··· Dataset records ···
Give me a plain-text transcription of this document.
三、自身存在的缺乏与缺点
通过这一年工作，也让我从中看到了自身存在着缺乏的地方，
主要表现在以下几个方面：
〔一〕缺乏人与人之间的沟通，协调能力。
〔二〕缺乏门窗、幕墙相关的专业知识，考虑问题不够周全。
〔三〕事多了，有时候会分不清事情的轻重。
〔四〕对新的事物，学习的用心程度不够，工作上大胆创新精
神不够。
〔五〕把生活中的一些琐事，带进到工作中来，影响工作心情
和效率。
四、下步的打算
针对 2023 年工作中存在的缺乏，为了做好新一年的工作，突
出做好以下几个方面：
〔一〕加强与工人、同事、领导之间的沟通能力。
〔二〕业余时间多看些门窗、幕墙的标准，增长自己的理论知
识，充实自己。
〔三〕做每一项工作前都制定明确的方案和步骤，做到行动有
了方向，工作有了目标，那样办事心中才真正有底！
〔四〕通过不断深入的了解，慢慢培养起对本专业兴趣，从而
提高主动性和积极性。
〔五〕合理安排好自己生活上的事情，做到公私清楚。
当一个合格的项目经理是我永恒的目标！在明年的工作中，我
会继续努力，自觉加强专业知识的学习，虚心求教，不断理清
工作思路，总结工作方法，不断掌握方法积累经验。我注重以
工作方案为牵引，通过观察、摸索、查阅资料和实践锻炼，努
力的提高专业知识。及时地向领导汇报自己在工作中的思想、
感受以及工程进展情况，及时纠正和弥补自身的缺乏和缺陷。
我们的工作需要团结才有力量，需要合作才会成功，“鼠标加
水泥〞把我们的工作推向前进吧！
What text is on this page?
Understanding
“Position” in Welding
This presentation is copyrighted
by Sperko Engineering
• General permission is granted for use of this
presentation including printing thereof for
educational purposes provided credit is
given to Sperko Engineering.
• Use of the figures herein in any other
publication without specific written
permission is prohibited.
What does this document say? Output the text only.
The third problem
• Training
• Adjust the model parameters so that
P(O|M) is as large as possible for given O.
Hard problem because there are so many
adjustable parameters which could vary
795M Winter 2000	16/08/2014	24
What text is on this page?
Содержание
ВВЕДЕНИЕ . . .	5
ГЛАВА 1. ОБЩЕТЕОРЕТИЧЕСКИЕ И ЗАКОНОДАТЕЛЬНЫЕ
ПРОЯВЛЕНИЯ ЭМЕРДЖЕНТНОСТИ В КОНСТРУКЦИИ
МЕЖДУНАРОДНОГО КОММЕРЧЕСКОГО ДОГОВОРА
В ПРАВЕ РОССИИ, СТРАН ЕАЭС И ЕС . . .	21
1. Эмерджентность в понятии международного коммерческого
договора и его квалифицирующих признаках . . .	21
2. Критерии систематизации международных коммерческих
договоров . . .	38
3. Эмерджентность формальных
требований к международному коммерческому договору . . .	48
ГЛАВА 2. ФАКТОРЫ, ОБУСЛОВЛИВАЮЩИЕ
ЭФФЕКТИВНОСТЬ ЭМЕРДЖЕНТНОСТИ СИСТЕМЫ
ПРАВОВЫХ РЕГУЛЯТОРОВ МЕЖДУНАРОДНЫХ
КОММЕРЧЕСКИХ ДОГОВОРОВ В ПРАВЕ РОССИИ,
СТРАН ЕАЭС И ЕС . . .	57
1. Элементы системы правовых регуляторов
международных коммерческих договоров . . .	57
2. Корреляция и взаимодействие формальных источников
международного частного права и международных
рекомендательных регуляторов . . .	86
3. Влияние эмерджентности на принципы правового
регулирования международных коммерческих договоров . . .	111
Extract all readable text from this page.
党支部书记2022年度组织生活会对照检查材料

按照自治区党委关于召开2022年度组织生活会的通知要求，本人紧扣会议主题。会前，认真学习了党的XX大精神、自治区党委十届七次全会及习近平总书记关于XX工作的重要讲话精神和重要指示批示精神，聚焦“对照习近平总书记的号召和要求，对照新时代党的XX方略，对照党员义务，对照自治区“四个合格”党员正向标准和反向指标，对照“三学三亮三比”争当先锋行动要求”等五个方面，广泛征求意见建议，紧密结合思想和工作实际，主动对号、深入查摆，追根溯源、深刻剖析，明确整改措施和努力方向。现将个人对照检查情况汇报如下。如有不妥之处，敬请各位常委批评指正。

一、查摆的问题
···
- [Exercise] Type out the material again exactly as presented.

- [Result below]
Give me a plain-text transcription of this document.
三、自身存在的缺乏与缺点
通过这一年工作，也让我从中看到了自身存在着缺乏的地方，
主要表现在以下几个方面：
〔一〕缺乏人与人之间的沟通，协调能力。
〔二〕缺乏门窗、幕墙相关的专业知识，考虑问题不够周全。
〔三〕事多了，有时候会分不清事情的轻重。
〔四〕对新的事物，学习的用心程度不够，工作上大胆创新精
神不够。
〔五〕把生活中的一些琐事，带进到工作中来，影响工作心情
和效率。
四、下步的打算
针对 2023 年工作中存在的缺乏，为了做好新一年的工作，突
出做好以下几个方面：
〔一〕加强与工人、同事、领导之间的沟通能力。
〔二〕业余时间多看些门窗、幕墙的标准，增长自己的理论知
识，充实自己。
〔三〕做每一项工作前都制定明确的方案和步骤，做到行动有
了方向，工作有了目标，那样办事心中才真正有底！
〔四〕通过不断深入的了解，慢慢培养起对本专业兴趣，从而
提高主动性和积极性。
〔五〕合理安排好自己生活上的事情，做到公私清楚。
当一个合格的项目经理是我永恒的目标！在明年的工作中，我
会继续努力，自觉加强专业知识的学习，虚心求教，不断理清
工作思路，总结工作方法，不断掌握方法积累经验。我注重以
工作方案为牵引，通过观察、摸索、查阅资料和实践锻炼，努
力的提高专业知识。及时地向领导汇报自己在工作中的思想、
感受以及工程进展情况，及时纠正和弥补自身的缺乏和缺陷。
我们的工作需要团结才有力量，需要合作才会成功，“鼠标加
水泥〞把我们的工作推向前进吧！
What text is on this page?
Understanding
“Position” in Welding
This presentation is copyrighted
by Sperko Engineering
• General permission is granted for use of this
presentation including printing thereof for
educational purposes provided credit is
given to Sperko Engineering.
• Use of the figures herein in any other
publication without specific written
permission is prohibited.
What does this document say? Output the text only.
The third problem
• Training
• Adjust the model parameters so that
P(O|M) is as large as possible for given O.
Hard problem because there are so many
adjustable parameters which could vary
795M Winter 2000	16/08/2014	24
What text is on this page?
Содержание
ВВЕДЕНИЕ . . .	5
ГЛАВА 1. ОБЩЕТЕОРЕТИЧЕСКИЕ И ЗАКОНОДАТЕЛЬНЫЕ
ПРОЯВЛЕНИЯ ЭМЕРДЖЕНТНОСТИ В КОНСТРУКЦИИ
МЕЖДУНАРОДНОГО КОММЕРЧЕСКОГО ДОГОВОРА
В ПРАВЕ РОССИИ, СТРАН ЕАЭС И ЕС . . .	21
1. Эмерджентность в понятии международного коммерческого
договора и его квалифицирующих признаках . . .	21
2. Критерии систематизации международных коммерческих
договоров . . .	38
3. Эмерджентность формальных
требований к международному коммерческому договору . . .	48
ГЛАВА 2. ФАКТОРЫ, ОБУСЛОВЛИВАЮЩИЕ
ЭФФЕКТИВНОСТЬ ЭМЕРДЖЕНТНОСТИ СИСТЕМЫ
ПРАВОВЫХ РЕГУЛЯТОРОВ МЕЖДУНАРОДНЫХ
КОММЕРЧЕСКИХ ДОГОВОРОВ В ПРАВЕ РОССИИ,
СТРАН ЕАЭС И ЕС . . .	57
1. Элементы системы правовых регуляторов
международных коммерческих договоров . . .	57
2. Корреляция и взаимодействие формальных источников
международного частного права и международных
рекомендательных регуляторов . . .	86
3. Влияние эмерджентности на принципы правового
регулирования международных коммерческих договоров . . .	111
Extract all readable text from this page.
党支部书记2022年度组织生活会对照检查材料

按照自治区党委关于召开2022年度组织生活会的通知要求，本人紧扣会议主题。会前，认真学习了党的XX大精神、自治区党委十届七次全会及习近平总书记关于XX工作的重要讲话精神和重要指示批示精神，聚焦“对照习近平总书记的号召和要求，对照新时代党的XX方略，对照党员义务，对照自治区“四个合格”党员正向标准和反向指标，对照“三学三亮三比”争当先锋行动要求”等五个方面，广泛征求意见建议，紧密结合思想和工作实际，主动对号、深入查摆，追根溯源、深刻剖析，明确整改措施和努力方向。现将个人对照检查情况汇报如下。如有不妥之处，敬请各位常委批评指正。

一、查摆的问题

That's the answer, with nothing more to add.